[BEGIN]

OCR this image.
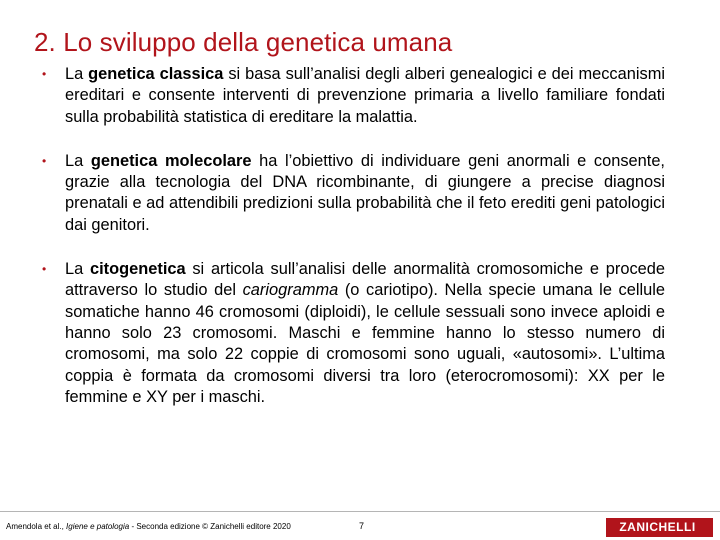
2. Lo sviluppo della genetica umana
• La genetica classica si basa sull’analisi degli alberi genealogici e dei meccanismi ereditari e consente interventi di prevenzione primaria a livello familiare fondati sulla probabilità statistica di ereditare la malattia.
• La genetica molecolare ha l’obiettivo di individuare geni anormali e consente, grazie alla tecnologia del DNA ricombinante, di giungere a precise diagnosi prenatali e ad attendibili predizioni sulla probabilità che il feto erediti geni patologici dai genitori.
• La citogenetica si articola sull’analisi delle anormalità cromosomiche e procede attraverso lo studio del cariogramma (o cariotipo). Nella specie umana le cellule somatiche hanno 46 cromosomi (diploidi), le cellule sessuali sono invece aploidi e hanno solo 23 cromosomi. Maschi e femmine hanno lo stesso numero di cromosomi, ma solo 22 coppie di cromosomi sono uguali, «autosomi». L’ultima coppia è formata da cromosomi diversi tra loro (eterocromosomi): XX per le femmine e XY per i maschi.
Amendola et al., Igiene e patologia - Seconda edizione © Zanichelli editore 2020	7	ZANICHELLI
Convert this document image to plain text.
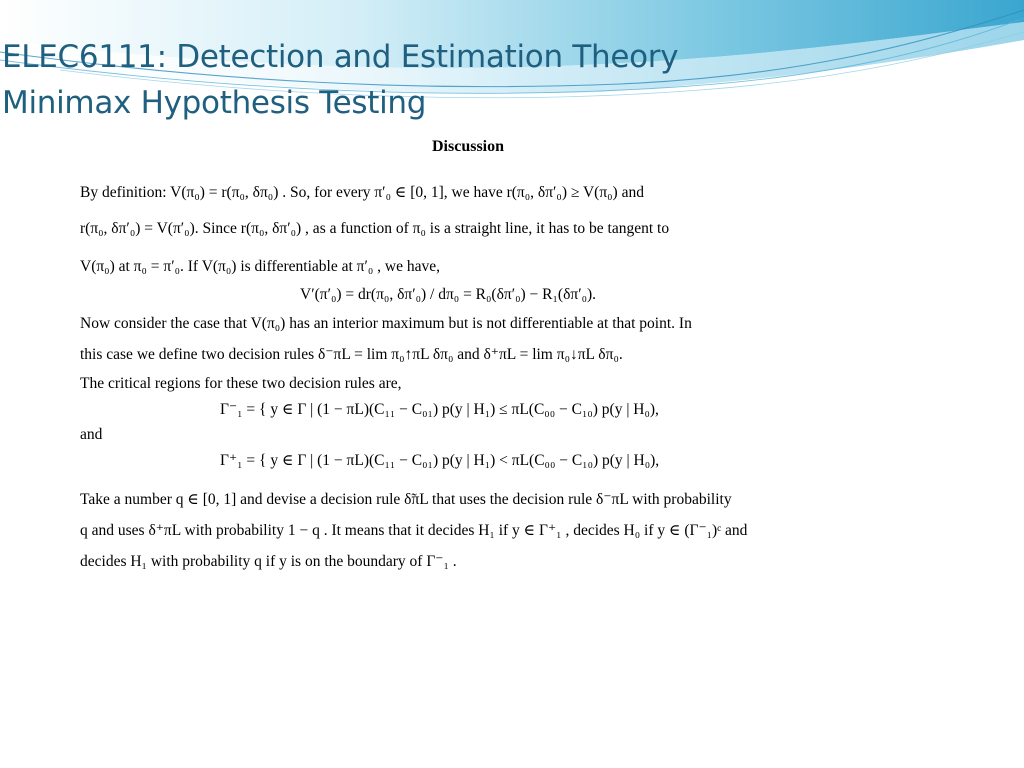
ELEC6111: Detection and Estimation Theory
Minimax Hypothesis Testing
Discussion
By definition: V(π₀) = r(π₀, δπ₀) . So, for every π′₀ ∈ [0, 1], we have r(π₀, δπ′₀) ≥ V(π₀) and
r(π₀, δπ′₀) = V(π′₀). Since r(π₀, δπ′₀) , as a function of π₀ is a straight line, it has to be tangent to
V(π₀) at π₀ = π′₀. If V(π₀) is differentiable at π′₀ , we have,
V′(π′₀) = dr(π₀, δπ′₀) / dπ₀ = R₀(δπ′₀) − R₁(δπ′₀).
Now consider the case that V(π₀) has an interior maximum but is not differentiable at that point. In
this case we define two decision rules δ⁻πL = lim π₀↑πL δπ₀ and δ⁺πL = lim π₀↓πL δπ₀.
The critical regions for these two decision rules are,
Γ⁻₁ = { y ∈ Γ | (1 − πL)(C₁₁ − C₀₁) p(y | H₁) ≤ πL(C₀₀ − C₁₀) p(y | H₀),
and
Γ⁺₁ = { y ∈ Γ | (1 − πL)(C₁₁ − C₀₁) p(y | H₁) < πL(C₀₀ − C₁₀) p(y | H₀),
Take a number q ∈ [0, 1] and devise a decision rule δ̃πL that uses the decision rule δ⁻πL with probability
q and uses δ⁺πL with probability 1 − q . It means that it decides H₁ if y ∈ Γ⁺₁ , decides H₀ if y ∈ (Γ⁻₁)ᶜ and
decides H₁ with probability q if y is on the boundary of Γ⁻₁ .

[END]

— Written problem —
In the records above, find each line holding "this" and copy it.

— Written response —
OCR this image.
Convert this document image to plain text.
this case we define two decision rules δ⁻πL = lim π₀↑πL δπ₀ and δ⁺πL = lim π₀↓πL δπ₀.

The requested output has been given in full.